* **GOAL OF THE EXERCISE**: In the notice and cure provision, Section 6.3(a) and Section 6.3(b) govern whose representations, warranties and covenants?

* **PAGE**:
══════════

Section 6.5 Notice and Cure Provisions
(1) | Each Party will give prompt notice to the other of the occurrence, or failure to occur, at any time from the date hereof until the earlier to occur of the termination of this Agreement and the Effective Time of any event or state of facts which occurrence or failure would, or would reasonably be expected to: |
(a) | cause any of the representations or warranties of such Party contained herein to be untrue or inaccurate in any material respect; or |
(b) | result in the failure to comply with or satisfy any covenant, condition or agreement to be complied with or satisfied by any Party hereunder prior to the Effective Time. |
in each case to the extent that the conditions in Section 6.2(a) and Section 6.2(b), in the case of Alacer’s representations, warranties and covenants, and Section 6.3(a) and Section 6.3(b), in the case of SSR’s representations, warranties and covenants, would not be capable of being satisfied at any time from the date hereof until the Effective Date.

══════════

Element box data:
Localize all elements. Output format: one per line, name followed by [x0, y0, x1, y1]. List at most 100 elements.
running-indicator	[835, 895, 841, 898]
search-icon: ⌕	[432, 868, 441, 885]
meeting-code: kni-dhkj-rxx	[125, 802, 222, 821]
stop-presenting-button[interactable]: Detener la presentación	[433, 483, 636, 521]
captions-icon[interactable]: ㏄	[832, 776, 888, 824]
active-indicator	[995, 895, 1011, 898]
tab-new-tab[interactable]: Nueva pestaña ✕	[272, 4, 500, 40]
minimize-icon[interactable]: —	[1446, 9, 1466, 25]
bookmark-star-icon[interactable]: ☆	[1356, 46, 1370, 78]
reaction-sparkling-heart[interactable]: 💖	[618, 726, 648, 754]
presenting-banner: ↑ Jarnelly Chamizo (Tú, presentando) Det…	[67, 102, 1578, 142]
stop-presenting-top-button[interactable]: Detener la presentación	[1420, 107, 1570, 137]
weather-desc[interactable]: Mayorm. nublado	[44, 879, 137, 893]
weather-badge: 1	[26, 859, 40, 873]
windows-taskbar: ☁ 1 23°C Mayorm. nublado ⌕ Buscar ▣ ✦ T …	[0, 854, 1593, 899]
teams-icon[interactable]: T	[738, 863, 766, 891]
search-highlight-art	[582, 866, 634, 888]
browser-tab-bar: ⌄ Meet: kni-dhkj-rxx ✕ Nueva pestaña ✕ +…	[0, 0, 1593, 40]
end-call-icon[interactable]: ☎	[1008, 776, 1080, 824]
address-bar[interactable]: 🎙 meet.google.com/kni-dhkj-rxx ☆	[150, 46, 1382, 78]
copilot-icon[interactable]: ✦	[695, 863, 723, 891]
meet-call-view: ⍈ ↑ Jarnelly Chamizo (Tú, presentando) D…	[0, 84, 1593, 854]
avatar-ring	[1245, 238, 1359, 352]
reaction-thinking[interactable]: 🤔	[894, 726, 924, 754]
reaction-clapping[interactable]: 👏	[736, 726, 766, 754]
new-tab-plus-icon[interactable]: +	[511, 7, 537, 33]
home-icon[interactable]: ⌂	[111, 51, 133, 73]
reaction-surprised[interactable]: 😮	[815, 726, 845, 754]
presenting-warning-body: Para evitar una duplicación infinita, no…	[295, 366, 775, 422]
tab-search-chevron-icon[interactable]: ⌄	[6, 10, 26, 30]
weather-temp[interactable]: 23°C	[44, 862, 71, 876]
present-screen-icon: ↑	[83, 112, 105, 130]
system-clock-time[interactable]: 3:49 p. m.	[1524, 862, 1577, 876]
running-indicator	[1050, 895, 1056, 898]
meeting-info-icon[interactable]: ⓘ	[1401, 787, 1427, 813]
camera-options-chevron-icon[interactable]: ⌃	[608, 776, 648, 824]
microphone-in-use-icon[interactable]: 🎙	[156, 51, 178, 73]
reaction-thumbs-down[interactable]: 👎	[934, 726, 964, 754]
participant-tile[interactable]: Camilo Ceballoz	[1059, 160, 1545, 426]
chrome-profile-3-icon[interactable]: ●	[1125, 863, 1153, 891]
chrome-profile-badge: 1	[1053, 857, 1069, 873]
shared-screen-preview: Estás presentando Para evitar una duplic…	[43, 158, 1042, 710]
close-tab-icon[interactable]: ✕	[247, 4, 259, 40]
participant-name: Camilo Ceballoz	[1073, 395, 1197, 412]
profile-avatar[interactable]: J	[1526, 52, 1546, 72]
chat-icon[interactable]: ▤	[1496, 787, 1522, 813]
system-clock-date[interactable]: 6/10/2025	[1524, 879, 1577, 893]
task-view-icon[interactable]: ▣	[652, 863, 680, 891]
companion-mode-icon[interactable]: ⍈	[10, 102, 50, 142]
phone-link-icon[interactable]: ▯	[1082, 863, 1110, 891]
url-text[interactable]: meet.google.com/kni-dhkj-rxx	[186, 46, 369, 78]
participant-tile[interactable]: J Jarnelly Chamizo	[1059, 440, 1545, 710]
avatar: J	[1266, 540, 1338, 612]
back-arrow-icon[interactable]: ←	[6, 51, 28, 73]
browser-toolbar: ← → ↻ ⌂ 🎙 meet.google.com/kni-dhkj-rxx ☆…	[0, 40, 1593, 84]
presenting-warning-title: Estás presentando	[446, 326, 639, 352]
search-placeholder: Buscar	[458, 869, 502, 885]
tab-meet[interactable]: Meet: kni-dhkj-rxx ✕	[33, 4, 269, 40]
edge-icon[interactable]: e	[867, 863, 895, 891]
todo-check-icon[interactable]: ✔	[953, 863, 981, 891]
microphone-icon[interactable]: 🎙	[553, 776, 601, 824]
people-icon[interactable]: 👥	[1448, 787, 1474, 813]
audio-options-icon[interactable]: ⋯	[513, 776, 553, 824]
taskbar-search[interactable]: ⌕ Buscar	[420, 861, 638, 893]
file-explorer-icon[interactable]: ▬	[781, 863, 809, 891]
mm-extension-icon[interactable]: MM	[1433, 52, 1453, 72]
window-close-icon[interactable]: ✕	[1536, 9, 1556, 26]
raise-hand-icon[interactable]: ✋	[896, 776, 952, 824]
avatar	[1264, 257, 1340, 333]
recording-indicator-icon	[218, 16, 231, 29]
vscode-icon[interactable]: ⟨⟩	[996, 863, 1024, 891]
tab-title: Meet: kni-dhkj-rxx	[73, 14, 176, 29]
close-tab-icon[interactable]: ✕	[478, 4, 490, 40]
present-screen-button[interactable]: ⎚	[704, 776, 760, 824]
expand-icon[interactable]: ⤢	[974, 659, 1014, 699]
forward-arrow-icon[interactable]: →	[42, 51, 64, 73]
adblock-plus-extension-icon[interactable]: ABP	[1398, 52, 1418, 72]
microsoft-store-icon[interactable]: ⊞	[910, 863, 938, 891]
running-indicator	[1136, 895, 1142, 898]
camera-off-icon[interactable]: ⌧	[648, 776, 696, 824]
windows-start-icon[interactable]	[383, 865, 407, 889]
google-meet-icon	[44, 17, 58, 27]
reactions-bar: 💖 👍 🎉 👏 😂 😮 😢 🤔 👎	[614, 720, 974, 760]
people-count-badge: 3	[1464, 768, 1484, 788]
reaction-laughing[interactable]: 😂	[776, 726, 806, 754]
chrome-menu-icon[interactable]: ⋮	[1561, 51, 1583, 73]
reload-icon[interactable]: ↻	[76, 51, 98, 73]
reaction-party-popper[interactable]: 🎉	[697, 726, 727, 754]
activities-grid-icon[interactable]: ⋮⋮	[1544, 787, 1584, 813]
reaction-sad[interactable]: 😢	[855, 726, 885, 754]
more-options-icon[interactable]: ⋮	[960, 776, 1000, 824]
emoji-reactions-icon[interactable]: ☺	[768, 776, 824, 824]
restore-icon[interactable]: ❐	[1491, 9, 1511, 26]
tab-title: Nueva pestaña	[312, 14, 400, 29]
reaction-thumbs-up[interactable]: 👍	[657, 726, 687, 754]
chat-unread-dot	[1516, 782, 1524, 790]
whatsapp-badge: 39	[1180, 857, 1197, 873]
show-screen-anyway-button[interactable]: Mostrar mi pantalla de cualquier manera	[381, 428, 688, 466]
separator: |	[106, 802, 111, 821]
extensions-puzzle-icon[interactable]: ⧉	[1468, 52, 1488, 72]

══════════

* **CORRECT RESPONSE**: SSR's